TASK TO COMPLETE:
Find and copy every line in the records that includes the string "typically".

MATERIAL FOR THIS EXERCISE:
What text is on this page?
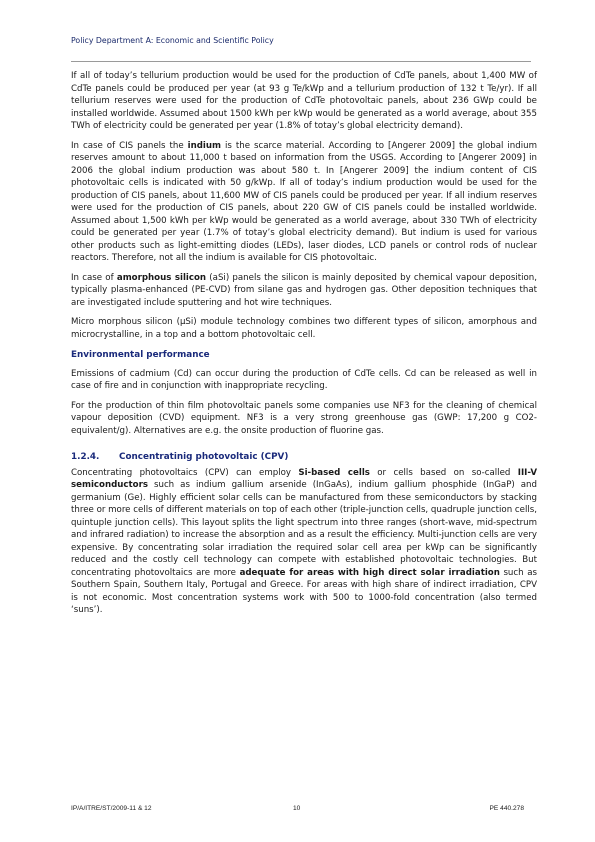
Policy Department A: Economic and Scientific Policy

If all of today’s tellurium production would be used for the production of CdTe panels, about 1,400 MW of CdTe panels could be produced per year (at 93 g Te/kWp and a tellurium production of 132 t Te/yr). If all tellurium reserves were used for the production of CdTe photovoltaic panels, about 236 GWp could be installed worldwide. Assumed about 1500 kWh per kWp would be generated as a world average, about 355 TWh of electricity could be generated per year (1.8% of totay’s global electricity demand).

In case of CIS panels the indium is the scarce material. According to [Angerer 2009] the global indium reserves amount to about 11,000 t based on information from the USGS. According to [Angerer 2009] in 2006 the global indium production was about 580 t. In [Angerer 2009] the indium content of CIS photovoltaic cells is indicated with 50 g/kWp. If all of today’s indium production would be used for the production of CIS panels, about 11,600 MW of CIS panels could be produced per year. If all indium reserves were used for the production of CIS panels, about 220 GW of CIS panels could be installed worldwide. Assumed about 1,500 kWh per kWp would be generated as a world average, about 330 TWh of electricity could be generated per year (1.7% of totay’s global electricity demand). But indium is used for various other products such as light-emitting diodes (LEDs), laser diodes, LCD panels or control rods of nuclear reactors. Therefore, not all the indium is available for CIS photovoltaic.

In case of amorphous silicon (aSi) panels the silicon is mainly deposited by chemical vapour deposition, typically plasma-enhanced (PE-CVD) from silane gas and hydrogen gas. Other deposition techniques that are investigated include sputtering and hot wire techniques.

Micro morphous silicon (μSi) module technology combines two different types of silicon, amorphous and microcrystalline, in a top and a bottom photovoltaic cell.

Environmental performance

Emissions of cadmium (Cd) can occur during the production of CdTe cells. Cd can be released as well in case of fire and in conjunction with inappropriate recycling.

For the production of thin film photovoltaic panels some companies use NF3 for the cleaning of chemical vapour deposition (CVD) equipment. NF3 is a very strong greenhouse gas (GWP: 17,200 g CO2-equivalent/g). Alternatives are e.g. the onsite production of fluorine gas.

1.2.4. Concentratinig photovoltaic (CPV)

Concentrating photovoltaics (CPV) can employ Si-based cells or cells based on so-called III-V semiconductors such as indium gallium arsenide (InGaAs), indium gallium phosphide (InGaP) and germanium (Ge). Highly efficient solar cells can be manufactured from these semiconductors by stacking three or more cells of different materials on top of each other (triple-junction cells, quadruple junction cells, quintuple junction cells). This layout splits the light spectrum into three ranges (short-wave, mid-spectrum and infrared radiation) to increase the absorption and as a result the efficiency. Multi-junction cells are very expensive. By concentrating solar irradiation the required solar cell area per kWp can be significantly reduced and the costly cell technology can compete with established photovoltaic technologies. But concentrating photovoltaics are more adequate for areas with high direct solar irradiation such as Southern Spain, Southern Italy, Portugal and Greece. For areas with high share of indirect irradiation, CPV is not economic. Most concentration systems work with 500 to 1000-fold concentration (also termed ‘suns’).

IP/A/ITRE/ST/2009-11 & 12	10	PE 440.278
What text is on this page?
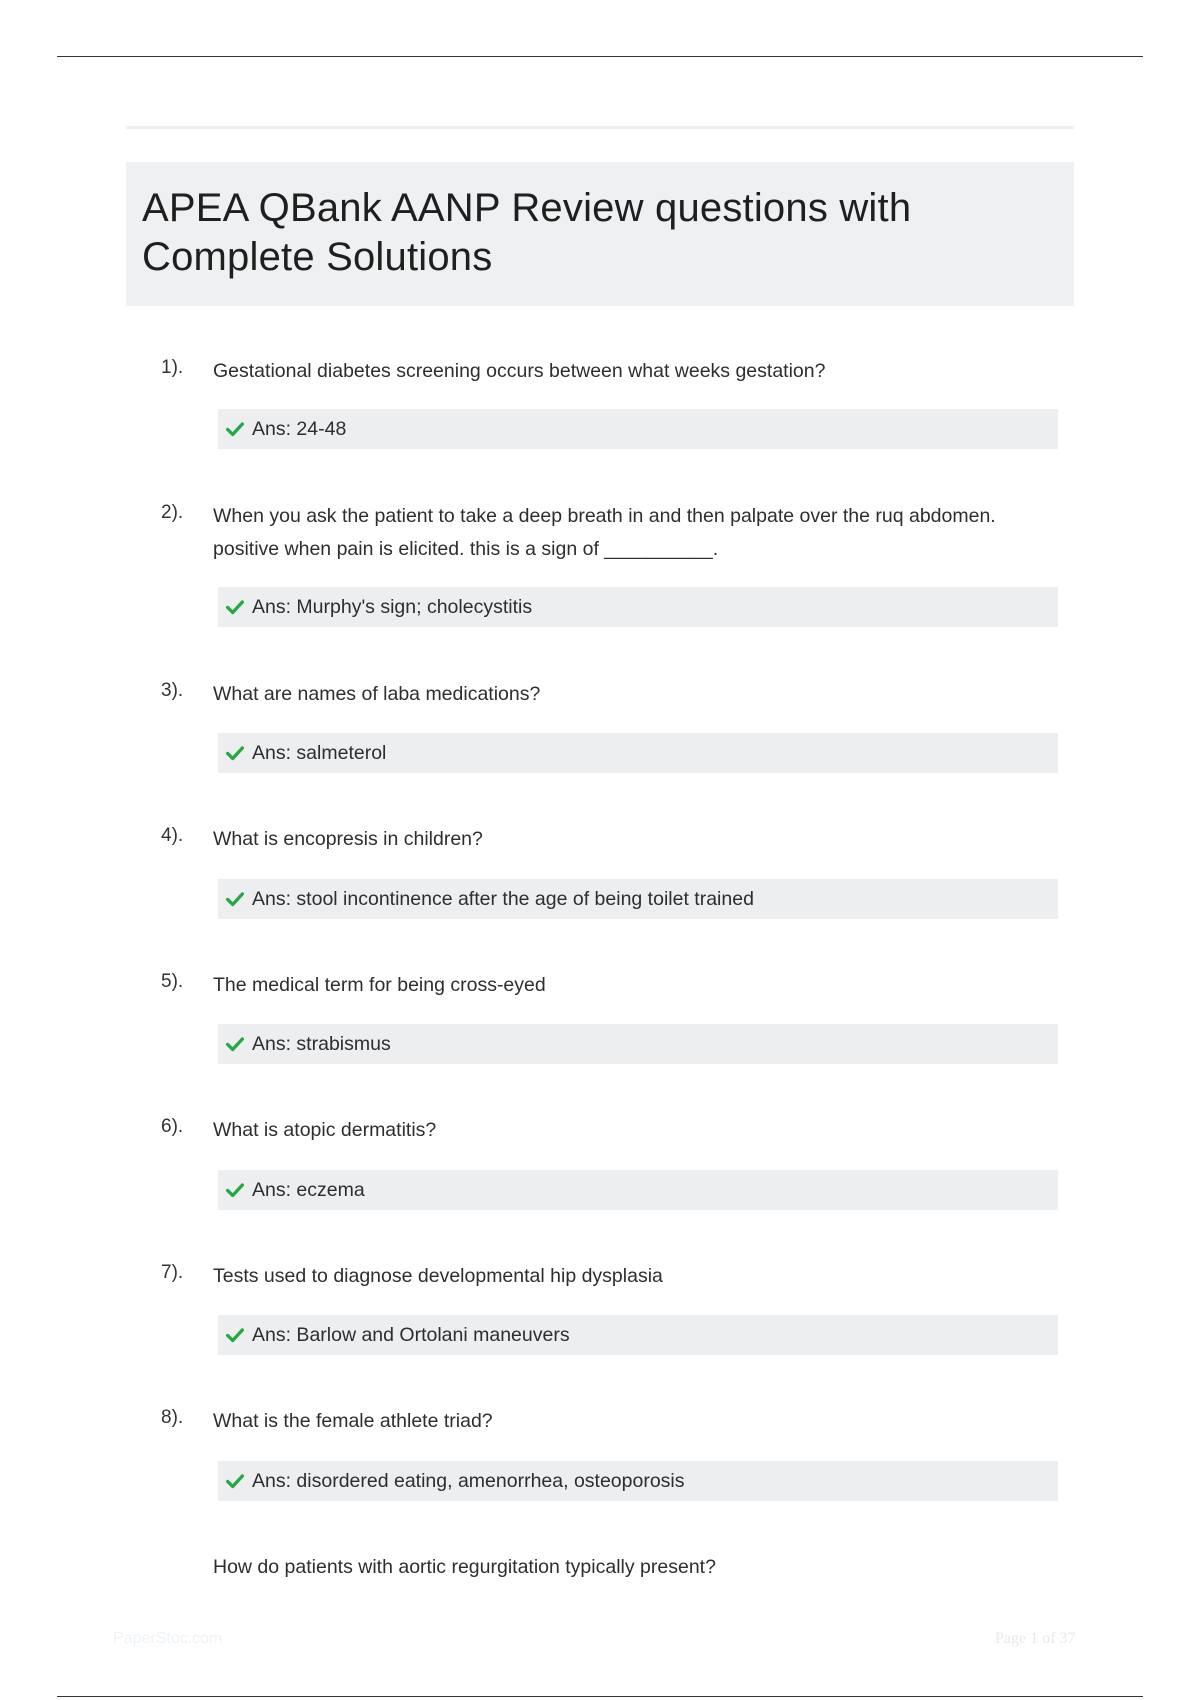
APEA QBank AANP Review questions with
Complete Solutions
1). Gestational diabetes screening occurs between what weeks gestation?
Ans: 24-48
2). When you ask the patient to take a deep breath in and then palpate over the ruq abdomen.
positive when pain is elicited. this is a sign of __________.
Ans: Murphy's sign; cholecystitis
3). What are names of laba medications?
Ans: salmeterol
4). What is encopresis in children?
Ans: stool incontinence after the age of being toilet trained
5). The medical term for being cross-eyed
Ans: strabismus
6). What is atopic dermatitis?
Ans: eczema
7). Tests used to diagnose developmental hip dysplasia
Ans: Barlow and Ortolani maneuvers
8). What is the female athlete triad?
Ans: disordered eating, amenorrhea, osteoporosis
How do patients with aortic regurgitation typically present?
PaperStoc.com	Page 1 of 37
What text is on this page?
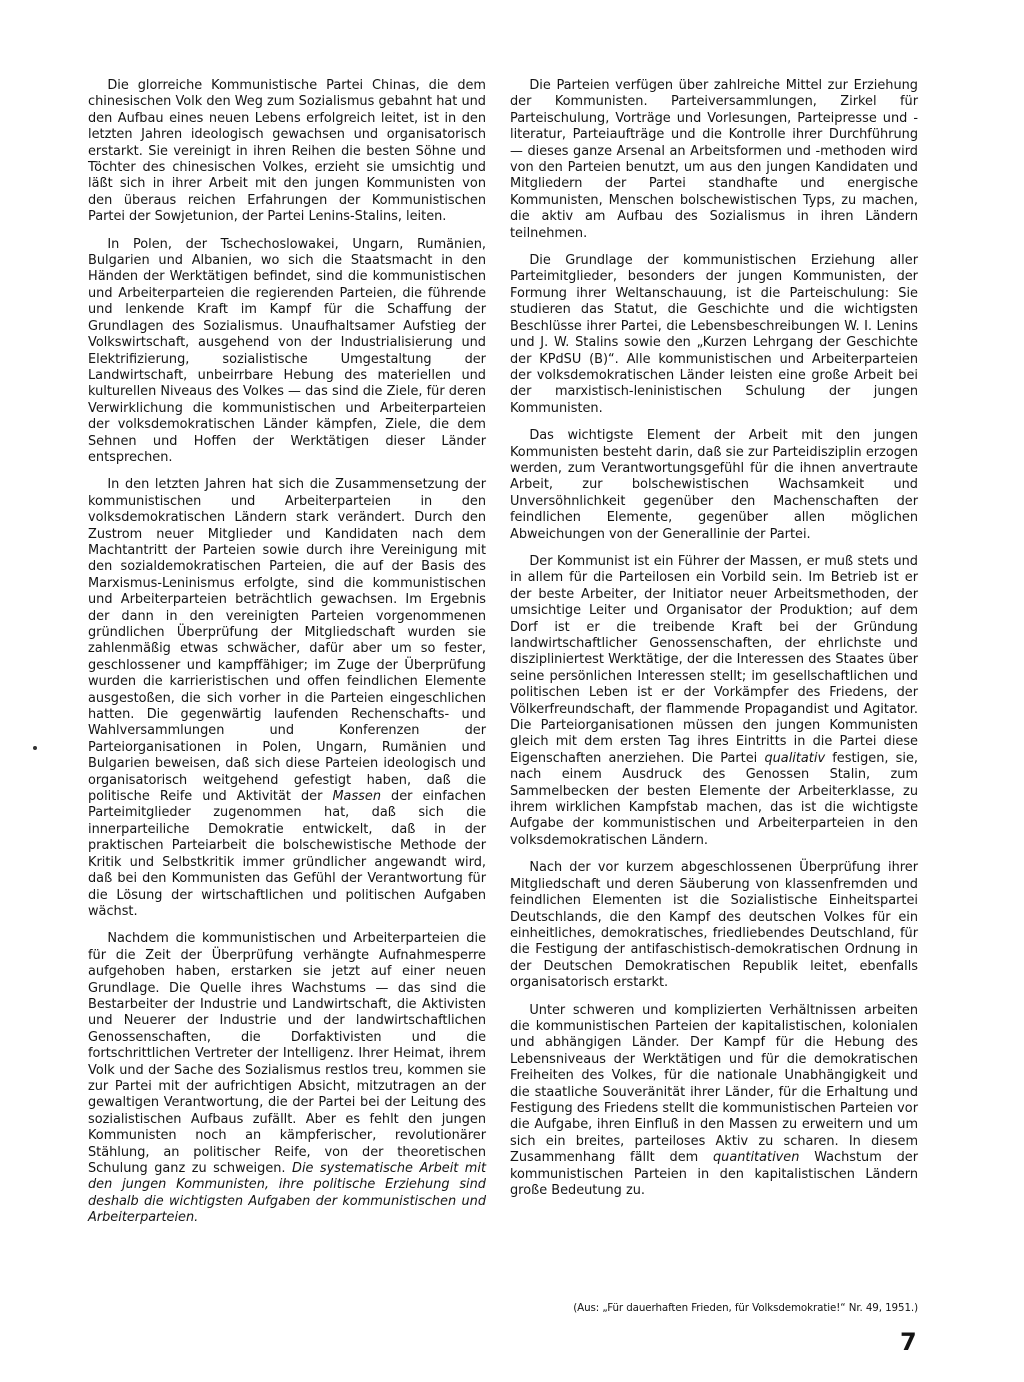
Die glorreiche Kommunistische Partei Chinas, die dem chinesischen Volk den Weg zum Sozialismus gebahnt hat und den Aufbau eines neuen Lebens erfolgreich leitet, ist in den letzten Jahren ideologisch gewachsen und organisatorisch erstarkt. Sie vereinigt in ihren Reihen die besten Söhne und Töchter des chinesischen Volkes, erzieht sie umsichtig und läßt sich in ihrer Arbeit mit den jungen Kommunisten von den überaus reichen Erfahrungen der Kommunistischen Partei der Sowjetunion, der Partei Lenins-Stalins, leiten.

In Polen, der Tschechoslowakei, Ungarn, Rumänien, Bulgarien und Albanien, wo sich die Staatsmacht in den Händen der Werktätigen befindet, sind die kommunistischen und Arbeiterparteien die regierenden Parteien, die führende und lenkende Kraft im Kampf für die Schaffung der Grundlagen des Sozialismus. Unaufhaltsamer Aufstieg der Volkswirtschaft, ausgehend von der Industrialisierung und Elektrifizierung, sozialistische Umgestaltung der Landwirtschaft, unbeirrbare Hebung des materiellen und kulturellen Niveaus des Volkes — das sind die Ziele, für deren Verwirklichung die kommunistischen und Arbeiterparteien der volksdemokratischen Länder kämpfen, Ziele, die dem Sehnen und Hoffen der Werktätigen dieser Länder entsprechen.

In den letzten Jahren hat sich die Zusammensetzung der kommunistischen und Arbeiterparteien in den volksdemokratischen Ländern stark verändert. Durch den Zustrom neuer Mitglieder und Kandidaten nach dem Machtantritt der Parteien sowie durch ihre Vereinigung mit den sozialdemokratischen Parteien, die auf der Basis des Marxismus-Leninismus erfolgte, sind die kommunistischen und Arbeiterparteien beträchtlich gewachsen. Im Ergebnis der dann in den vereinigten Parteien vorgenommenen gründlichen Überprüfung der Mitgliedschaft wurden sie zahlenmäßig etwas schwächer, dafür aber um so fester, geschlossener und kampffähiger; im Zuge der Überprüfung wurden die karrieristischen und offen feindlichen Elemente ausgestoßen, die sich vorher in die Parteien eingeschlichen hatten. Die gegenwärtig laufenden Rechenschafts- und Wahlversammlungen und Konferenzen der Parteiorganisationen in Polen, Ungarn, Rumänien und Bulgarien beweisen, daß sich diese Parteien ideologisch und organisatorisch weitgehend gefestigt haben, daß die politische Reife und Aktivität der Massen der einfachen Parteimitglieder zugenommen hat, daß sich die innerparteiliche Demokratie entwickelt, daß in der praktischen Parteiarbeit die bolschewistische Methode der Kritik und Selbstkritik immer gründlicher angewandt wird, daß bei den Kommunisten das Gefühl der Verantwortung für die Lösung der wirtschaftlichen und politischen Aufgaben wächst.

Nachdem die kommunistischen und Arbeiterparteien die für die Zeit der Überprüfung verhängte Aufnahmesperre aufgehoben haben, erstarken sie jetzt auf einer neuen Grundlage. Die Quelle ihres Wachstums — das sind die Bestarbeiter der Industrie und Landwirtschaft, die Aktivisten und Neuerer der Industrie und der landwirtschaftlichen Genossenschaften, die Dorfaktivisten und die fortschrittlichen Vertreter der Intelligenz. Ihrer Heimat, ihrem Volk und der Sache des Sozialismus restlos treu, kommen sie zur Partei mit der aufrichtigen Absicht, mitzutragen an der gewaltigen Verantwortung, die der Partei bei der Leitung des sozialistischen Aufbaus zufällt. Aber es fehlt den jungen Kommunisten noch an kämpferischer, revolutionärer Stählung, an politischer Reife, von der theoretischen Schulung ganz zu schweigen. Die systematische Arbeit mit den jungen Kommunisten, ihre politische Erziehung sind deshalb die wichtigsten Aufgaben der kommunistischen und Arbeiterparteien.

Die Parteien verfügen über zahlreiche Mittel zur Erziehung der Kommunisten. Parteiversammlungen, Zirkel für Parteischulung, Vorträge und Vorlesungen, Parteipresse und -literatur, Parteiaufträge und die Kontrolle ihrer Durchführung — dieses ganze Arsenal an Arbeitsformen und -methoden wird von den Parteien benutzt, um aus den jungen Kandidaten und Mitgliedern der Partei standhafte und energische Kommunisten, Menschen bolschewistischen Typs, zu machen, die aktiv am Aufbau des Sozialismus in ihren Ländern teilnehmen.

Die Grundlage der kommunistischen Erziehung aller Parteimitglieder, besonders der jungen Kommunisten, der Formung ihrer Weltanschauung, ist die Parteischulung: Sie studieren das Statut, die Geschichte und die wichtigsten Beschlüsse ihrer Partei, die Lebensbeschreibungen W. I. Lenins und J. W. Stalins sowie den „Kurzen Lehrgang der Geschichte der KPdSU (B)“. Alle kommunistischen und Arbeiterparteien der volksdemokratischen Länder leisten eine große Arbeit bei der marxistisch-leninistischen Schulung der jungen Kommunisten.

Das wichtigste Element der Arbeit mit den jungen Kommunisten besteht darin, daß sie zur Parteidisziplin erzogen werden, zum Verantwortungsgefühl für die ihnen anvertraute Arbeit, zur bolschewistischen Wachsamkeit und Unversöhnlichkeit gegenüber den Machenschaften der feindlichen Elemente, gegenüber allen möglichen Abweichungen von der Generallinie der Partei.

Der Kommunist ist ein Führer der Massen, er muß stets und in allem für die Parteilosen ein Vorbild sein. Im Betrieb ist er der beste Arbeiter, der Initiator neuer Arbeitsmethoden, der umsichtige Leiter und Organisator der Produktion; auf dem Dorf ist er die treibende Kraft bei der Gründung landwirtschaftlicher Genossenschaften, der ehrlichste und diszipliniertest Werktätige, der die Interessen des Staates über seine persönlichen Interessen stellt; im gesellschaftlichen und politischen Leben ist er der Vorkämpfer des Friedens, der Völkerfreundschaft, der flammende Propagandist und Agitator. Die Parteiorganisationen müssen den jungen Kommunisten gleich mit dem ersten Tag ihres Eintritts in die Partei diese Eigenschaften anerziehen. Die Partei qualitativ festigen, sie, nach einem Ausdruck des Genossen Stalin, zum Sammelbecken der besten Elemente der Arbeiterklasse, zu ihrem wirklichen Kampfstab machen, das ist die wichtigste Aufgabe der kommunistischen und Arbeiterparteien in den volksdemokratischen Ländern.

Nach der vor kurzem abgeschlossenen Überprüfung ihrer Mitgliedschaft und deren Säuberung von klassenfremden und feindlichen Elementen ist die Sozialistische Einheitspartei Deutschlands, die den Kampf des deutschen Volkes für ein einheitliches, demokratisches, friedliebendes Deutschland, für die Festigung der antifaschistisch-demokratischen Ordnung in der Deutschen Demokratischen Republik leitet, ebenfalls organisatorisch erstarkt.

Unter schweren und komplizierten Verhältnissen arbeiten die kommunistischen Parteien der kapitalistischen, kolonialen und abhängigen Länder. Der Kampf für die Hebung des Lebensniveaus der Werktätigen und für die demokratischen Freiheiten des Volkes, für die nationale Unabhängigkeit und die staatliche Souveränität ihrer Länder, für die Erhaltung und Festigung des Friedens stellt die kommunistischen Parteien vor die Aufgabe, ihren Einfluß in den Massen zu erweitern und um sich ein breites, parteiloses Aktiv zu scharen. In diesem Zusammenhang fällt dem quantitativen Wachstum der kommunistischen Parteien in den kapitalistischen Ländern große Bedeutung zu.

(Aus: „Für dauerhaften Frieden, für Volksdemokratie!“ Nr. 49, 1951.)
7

RESPONSE BOX:
In case of amorphous silicon (aSi) panels the silicon is mainly deposited by chemical vapour deposition, typically plasma-enhanced (PE-CVD) from silane gas and hydrogen gas. Other deposition techniques that are investigated include sputtering and hot wire techniques.
How do patients with aortic regurgitation typically present?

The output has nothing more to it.